> [EXERCISE DESCRIPTION]:
Lines containing the word "Along" should be extracted in full.
#### DATA SUPPLIED
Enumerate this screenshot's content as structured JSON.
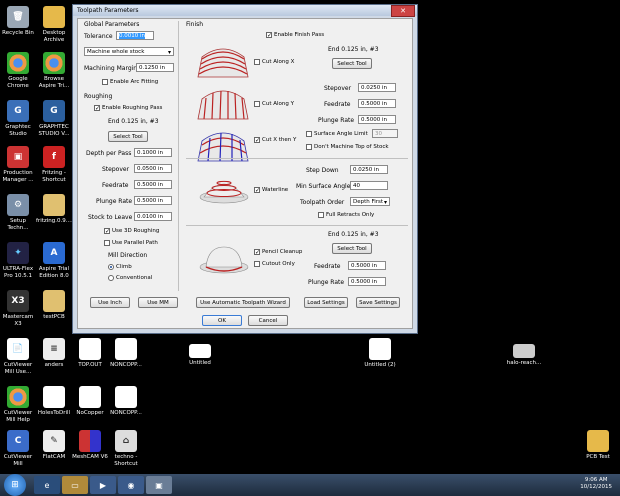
{
  "dialog": {
    "title": "Toolpath Parameters",
    "global": {
      "heading": "Global Parameters",
      "tolerance_label": "Tolerance",
      "tolerance_value": "0.0010 in",
      "stock_select": "Machine whole stock",
      "margin_label": "Machining Margin",
      "margin_value": "0.1250 in",
      "arc_fitting": "Enable Arc Fitting"
    },
    "roughing": {
      "heading": "Roughing",
      "enable_label": "Enable Roughing Pass",
      "tool_info": "End 0.125 in, #3",
      "select_tool": "Select Tool",
      "depth_label": "Depth per Pass",
      "depth_value": "0.1000 in",
      "stepover_label": "Stepover",
      "stepover_value": "0.0500 in",
      "feedrate_label": "Feedrate",
      "feedrate_value": "0.5000 in",
      "plunge_label": "Plunge Rate",
      "plunge_value": "0.5000 in",
      "stock_leave_label": "Stock to Leave",
      "stock_leave_value": "0.0100 in",
      "use3d": "Use 3D Roughing",
      "parallel": "Use Parallel Path",
      "mill_dir": "Mill Direction",
      "climb": "Climb",
      "conventional": "Conventional"
    },
    "finish": {
      "heading": "Finish",
      "enable_label": "Enable Finish Pass",
      "tool_info": "End 0.125 in, #3",
      "select_tool": "Select Tool",
      "cut_along_x": "Cut Along X",
      "cut_along_y": "Cut Along Y",
      "cut_x_then_y": "Cut X then Y",
      "stepover_label": "Stepover",
      "stepover_value": "0.0250 in",
      "feedrate_label": "Feedrate",
      "feedrate_value": "0.5000 in",
      "plunge_label": "Plunge Rate",
      "plunge_value": "0.5000 in",
      "surface_angle_limit": "Surface Angle Limit",
      "surface_angle_value": "30",
      "dont_machine_top": "Don't Machine Top of Stock"
    },
    "waterline": {
      "label": "Waterline",
      "stepdown_label": "Step Down",
      "stepdown_value": "0.0250 in",
      "min_angle_label": "Min Surface Angle",
      "min_angle_value": "40",
      "order_label": "Toolpath Order",
      "order_value": "Depth First",
      "full_retracts": "Full Retracts Only"
    },
    "pencil": {
      "label": "Pencil Cleanup",
      "cutout_only": "Cutout Only",
      "tool_info": "End 0.125 in, #3",
      "select_tool": "Select Tool",
      "feedrate_label": "Feedrate",
      "feedrate_value": "0.5000 in",
      "plunge_label": "Plunge Rate",
      "plunge_value": "0.5000 in"
    },
    "buttons": {
      "use_inch": "Use Inch",
      "use_mm": "Use MM",
      "auto_toolpath": "Use Automatic Toolpath Wizard",
      "load": "Load Settings",
      "save": "Save Settings",
      "ok": "OK",
      "cancel": "Cancel"
    }
  },
  "desktop_icons": {
    "recycle": "Recycle Bin",
    "archive": "Desktop Archive",
    "chrome": "Google Chrome",
    "aspire_browse": "Browse Aspire Tri...",
    "graphtec": "Graphtec Studio",
    "graphtec2": "GRAPHTEC STUDIO V...",
    "production": "Production Manager ...",
    "fritzing_sc": "Fritzing - Shortcut",
    "setup": "Setup Techn...",
    "fritzing": "fritzing.0.9....",
    "ultraflex": "ULTRA-Flex Pro 10.5.1",
    "aspire_trial": "Aspire Trial Edition 8.0",
    "mastercam": "Mastercam X3",
    "testpcb": "testPCB",
    "cutviewer_use": "CutViewer Mill Use...",
    "anders": "anders",
    "topout": "TOP.OUT",
    "noncopp1": "NONCOPP...",
    "untitled": "Untitled",
    "untitled2": "Untitled (2)",
    "halo": "halo-reach...",
    "cutviewer_help": "CutViewer Mill Help",
    "holes": "HolesToDrill",
    "nocopper": "NoCopper",
    "noncopp2": "NONCOPP...",
    "cutviewer_mill": "CutViewer Mill",
    "flatcam": "FlatCAM",
    "meshcam": "MeshCAM V6",
    "techno": "techno - Shortcut",
    "pcbtest": "PCB Test"
  },
  "taskbar": {
    "time": "9:06 AM",
    "date": "10/12/2015"
  }
}
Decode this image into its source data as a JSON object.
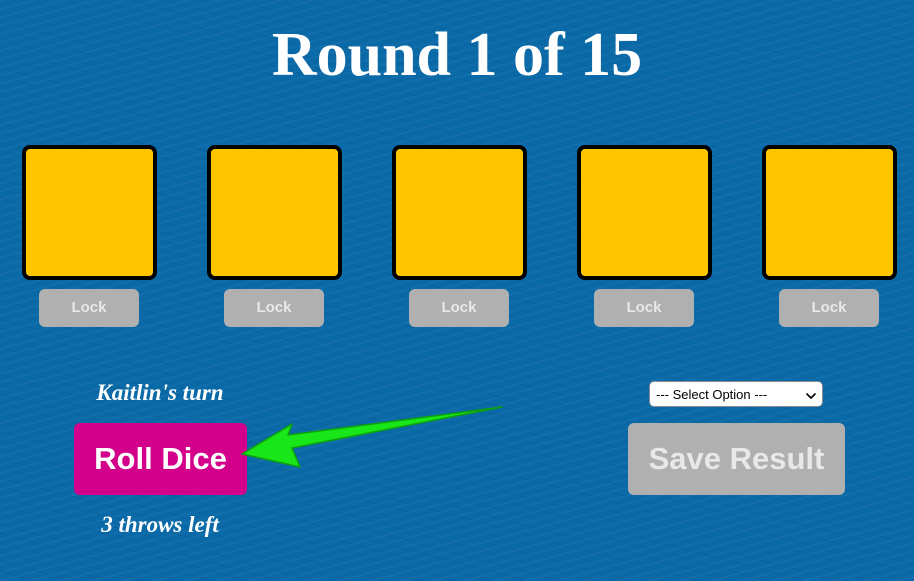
########
> [TASK RESULT]:
      "cut_along_x": "Cut Along X",
      "cut_along_y": "Cut Along Y",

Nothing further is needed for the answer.